# What is expected
Write out the complete material exactly as it stands.

○ ○ ○ ○

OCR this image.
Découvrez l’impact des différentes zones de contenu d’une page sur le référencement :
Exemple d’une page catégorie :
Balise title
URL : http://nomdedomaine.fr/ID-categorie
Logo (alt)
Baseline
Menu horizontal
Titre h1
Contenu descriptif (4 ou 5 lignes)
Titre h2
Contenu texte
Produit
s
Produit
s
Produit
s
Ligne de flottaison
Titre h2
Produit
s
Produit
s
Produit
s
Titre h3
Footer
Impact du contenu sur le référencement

○ ○ ○ ○

# Task answer
OCR this image.
Découvrez l’impact des différentes zones de contenu d’une page sur le référencement :
Exemple d’une page catégorie :
Balise title
URL : http://nomdedomaine.fr/ID-categorie
Logo (alt)
Baseline
Menu horizontal
Titre h1
Contenu descriptif (4 ou 5 lignes)
Titre h2
Contenu texte
Produit
s
Produit
s
Produit
s
Ligne de flottaison
Titre h2
Produit
s
Produit
s
Produit
s
Titre h3
Footer
Impact du contenu sur le référencement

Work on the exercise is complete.